## Short problem
Lines containing the string "that" are to be collected in full.

════════

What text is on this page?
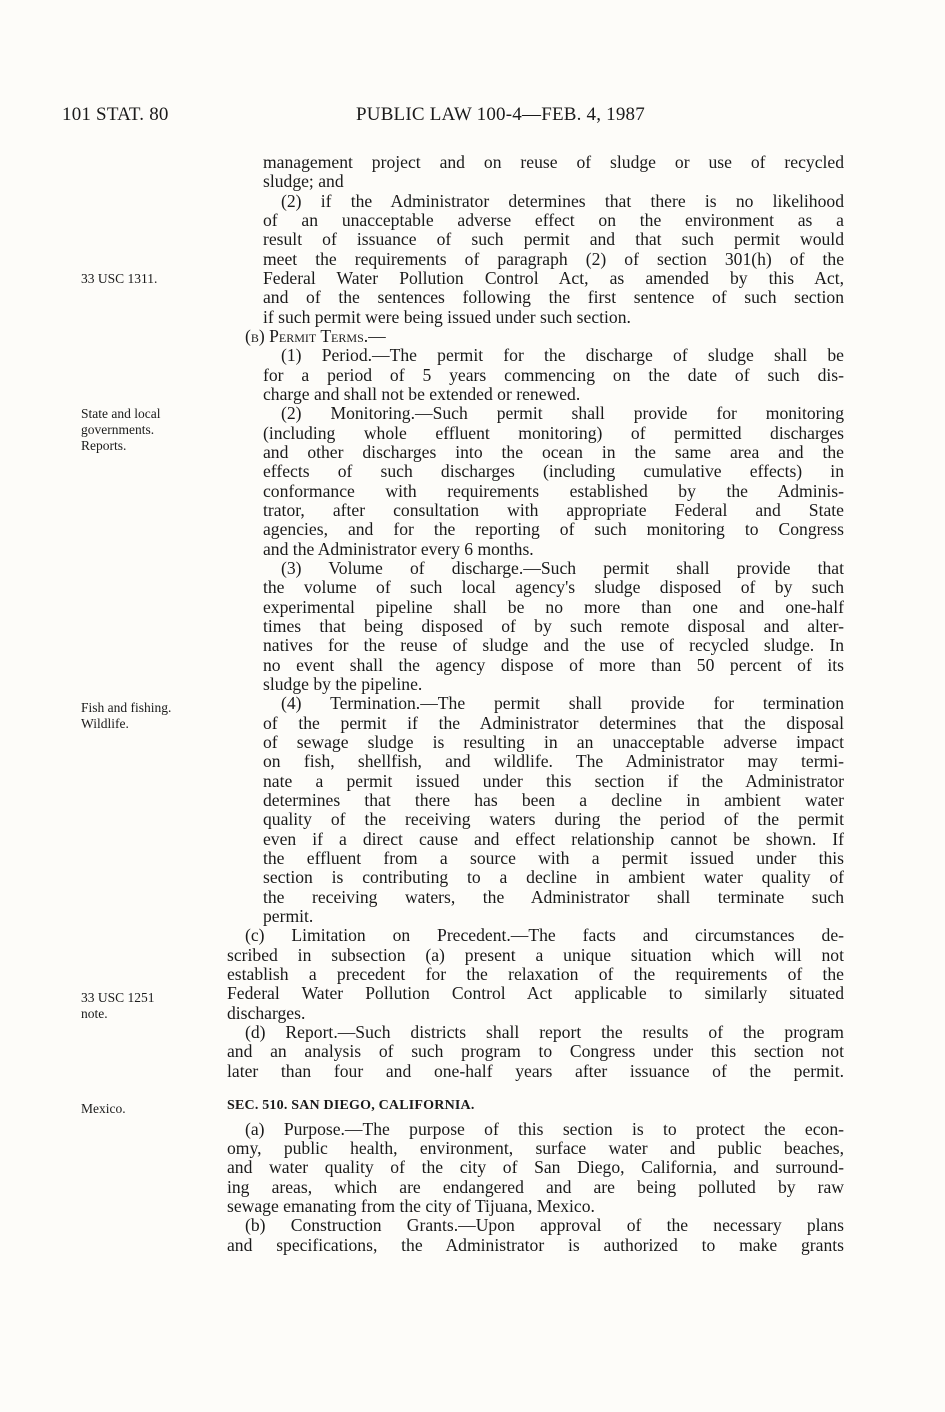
101 STAT. 80	PUBLIC LAW 100-4—FEB. 4, 1987
33 USC 1311.
State and local
governments.
Reports.
Fish and fishing.
Wildlife.
33 USC 1251
note.
Mexico.
management project and on reuse of sludge or use of recycled
sludge; and
(2) if the Administrator determines that there is no likelihood
of an unacceptable adverse effect on the environment as a
result of issuance of such permit and that such permit would
meet the requirements of paragraph (2) of section 301(h) of the
Federal Water Pollution Control Act, as amended by this Act,
and of the sentences following the first sentence of such section
if such permit were being issued under such section.
(b) Permit Terms.—
(1) Period.—The permit for the discharge of sludge shall be
for a period of 5 years commencing on the date of such dis-
charge and shall not be extended or renewed.
(2) Monitoring.—Such permit shall provide for monitoring
(including whole effluent monitoring) of permitted discharges
and other discharges into the ocean in the same area and the
effects of such discharges (including cumulative effects) in
conformance with requirements established by the Adminis-
trator, after consultation with appropriate Federal and State
agencies, and for the reporting of such monitoring to Congress
and the Administrator every 6 months.
(3) Volume of discharge.—Such permit shall provide that
the volume of such local agency's sludge disposed of by such
experimental pipeline shall be no more than one and one-half
times that being disposed of by such remote disposal and alter-
natives for the reuse of sludge and the use of recycled sludge. In
no event shall the agency dispose of more than 50 percent of its
sludge by the pipeline.
(4) Termination.—The permit shall provide for termination
of the permit if the Administrator determines that the disposal
of sewage sludge is resulting in an unacceptable adverse impact
on fish, shellfish, and wildlife. The Administrator may termi-
nate a permit issued under this section if the Administrator
determines that there has been a decline in ambient water
quality of the receiving waters during the period of the permit
even if a direct cause and effect relationship cannot be shown. If
the effluent from a source with a permit issued under this
section is contributing to a decline in ambient water quality of
the receiving waters, the Administrator shall terminate such
permit.
(c) Limitation on Precedent.—The facts and circumstances de-
scribed in subsection (a) present a unique situation which will not
establish a precedent for the relaxation of the requirements of the
Federal Water Pollution Control Act applicable to similarly situated
discharges.
(d) Report.—Such districts shall report the results of the program
and an analysis of such program to Congress under this section not
later than four and one-half years after issuance of the permit.
SEC. 510. SAN DIEGO, CALIFORNIA.
(a) Purpose.—The purpose of this section is to protect the econ-
omy, public health, environment, surface water and public beaches,
and water quality of the city of San Diego, California, and surround-
ing areas, which are endangered and are being polluted by raw
sewage emanating from the city of Tijuana, Mexico.
(b) Construction Grants.—Upon approval of the necessary plans
and specifications, the Administrator is authorized to make grants
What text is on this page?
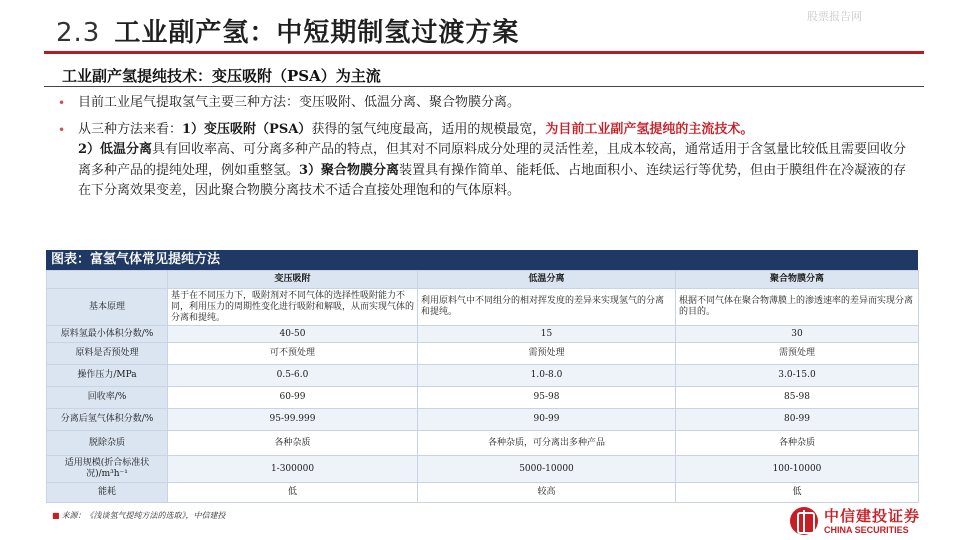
股票报告网
2.3 工业副产氢：中短期制氢过渡方案
工业副产氢提纯技术：变压吸附（PSA）为主流
• 目前工业尾气提取氢气主要三种方法：变压吸附、低温分离、聚合物膜分离。
• 从三种方法来看：1）变压吸附（PSA）获得的氢气纯度最高，适用的规模最宽，为目前工业副产氢提纯的主流技术。
2）低温分离具有回收率高、可分离多种产品的特点，但其对不同原料成分处理的灵活性差，且成本较高，通常适用于含氢量比较低且需要回收分离多种产品的提纯处理，例如重整氢。3）聚合物膜分离装置具有操作简单、能耗低、占地面积小、连续运行等优势，但由于膜组件在冷凝液的存在下分离效果变差，因此聚合物膜分离技术不适合直接处理饱和的气体原料。
图表：富氢气体常见提纯方法
	变压吸附	低温分离	聚合物膜分离
基本原理	基于在不同压力下，吸附剂对不同气体的选择性吸附能力不同，利用压力的周期性变化进行吸附和解吸，从而实现气体的分离和提纯。	利用原料气中不同组分的相对挥发度的差异来实现氢气的分离和提纯。	根据不同气体在聚合物薄膜上的渗透速率的差异而实现分离的目的。
原料氢最小体积分数/%	40-50	15	30
原料是否预处理	可不预处理	需预处理	需预处理
操作压力/MPa	0.5-6.0	1.0-8.0	3.0-15.0
回收率/%	60-99	95-98	85-98
分离后氢气体积分数/%	95-99.999	90-99	80-99
脱除杂质	各种杂质	各种杂质，可分离出多种产品	各种杂质
适用规模(折合标准状况)/m³h⁻¹	1-300000	5000-10000	100-10000
能耗	低	较高	低
■ 来源：《浅谈氢气提纯方法的选取》，中信建投	中信建投证券
CHINA SECURITIES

════════

## Response below
(2) if the Administrator determines that there is no likelihood
result of issuance of such permit and that such permit would
(3) Volume of discharge.—Such permit shall provide that
times that being disposed of by such remote disposal and alter-
of the permit if the Administrator determines that the disposal
determines that there has been a decline in ambient water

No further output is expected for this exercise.